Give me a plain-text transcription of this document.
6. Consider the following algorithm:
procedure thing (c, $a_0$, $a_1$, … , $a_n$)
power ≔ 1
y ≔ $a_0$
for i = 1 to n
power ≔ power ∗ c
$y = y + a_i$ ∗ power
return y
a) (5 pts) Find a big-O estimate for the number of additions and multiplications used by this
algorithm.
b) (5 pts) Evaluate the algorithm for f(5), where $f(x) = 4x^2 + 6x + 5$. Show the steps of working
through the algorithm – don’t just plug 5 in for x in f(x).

========================================

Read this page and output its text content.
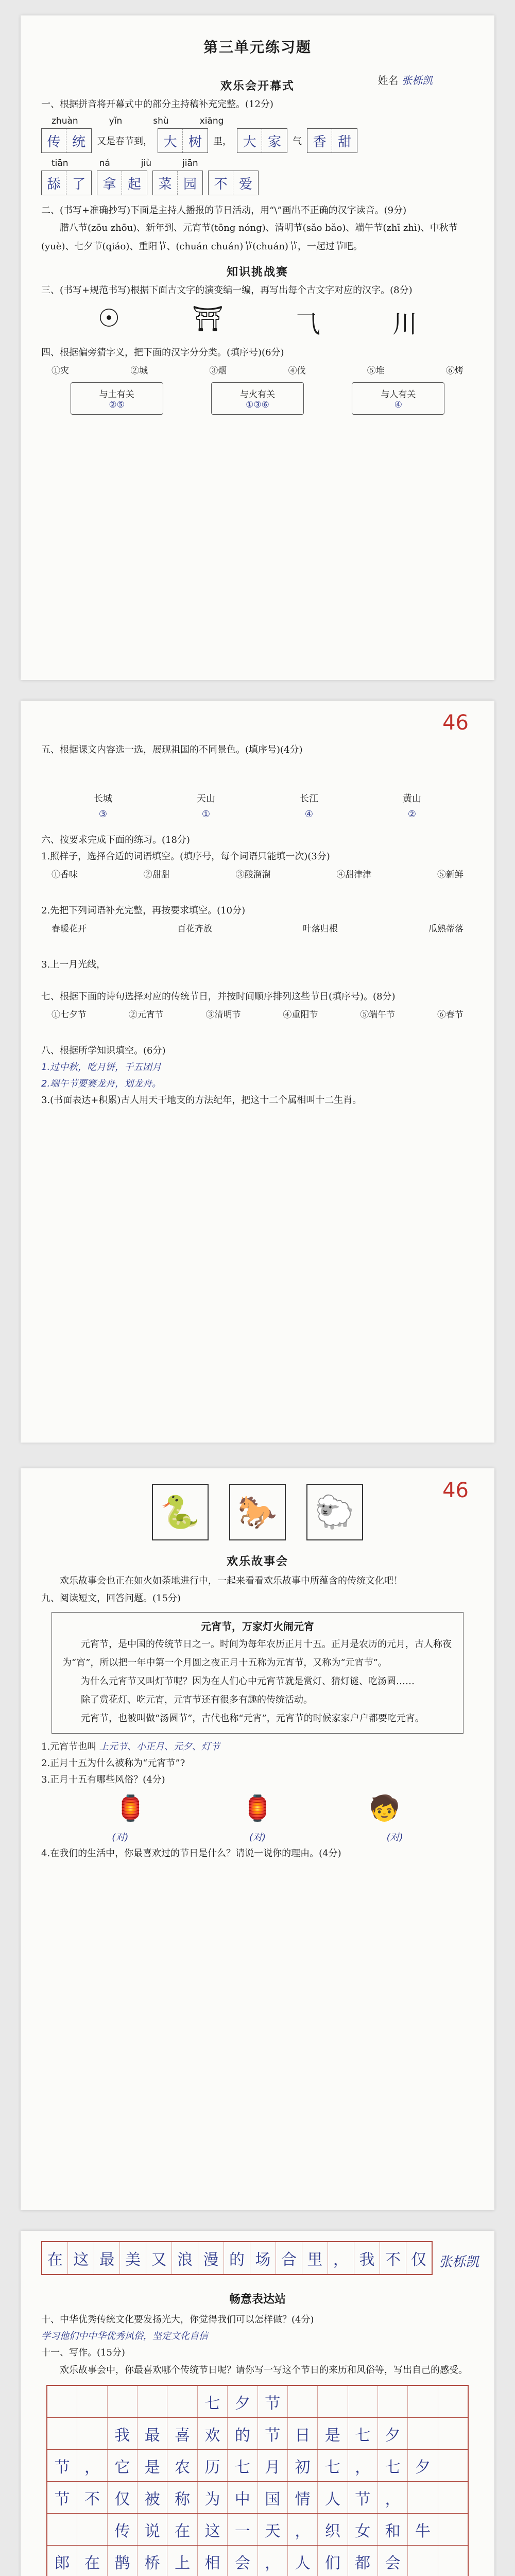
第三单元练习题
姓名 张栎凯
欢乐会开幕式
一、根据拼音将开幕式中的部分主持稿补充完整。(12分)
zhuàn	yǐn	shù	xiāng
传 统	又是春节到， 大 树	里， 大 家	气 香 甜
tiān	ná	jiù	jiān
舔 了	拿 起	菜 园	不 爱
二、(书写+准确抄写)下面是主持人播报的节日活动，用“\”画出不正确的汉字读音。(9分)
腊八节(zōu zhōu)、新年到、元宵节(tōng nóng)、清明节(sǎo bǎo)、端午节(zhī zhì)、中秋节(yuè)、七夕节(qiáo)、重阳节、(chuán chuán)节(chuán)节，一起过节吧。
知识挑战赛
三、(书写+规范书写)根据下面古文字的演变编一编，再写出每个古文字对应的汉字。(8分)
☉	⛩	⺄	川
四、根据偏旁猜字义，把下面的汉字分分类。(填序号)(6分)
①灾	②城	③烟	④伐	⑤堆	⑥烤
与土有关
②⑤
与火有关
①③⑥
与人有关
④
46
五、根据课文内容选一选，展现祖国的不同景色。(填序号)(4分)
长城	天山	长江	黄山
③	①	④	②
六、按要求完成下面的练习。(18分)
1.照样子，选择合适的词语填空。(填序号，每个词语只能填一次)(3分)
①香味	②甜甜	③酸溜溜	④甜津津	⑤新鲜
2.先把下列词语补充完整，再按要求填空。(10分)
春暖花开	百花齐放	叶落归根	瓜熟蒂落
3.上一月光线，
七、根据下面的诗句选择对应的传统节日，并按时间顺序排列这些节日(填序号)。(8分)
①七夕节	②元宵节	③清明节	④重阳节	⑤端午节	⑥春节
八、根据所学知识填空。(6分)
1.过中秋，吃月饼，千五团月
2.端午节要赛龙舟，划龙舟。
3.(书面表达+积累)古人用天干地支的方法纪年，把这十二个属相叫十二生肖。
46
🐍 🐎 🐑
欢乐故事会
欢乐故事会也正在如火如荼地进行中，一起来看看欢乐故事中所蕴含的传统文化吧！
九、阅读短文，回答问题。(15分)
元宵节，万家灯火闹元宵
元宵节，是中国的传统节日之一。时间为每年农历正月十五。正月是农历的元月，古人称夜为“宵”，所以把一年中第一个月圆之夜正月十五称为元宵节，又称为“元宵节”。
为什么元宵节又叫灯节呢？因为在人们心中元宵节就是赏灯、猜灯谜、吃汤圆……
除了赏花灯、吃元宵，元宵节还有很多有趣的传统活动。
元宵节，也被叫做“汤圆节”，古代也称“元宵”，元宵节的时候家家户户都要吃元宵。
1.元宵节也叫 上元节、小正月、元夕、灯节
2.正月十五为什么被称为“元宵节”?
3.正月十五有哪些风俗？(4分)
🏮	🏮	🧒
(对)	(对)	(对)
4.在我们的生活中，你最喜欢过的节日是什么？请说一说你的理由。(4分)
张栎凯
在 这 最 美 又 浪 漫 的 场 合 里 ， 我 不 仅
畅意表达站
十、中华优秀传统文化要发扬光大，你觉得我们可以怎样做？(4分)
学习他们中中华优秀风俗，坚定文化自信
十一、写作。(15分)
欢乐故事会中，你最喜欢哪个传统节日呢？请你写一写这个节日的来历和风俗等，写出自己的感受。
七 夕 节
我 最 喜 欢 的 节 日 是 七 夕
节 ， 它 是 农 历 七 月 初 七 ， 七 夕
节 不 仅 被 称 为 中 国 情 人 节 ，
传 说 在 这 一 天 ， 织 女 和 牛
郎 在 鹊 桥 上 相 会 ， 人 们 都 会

========================================

STATED EXERCISE:
Go through the listing above and locate each line that holds the word "text". Copy those lines.

EXERCISE RESPONSE:
Give me a plain-text transcription of this document.
Read this page and output its text content.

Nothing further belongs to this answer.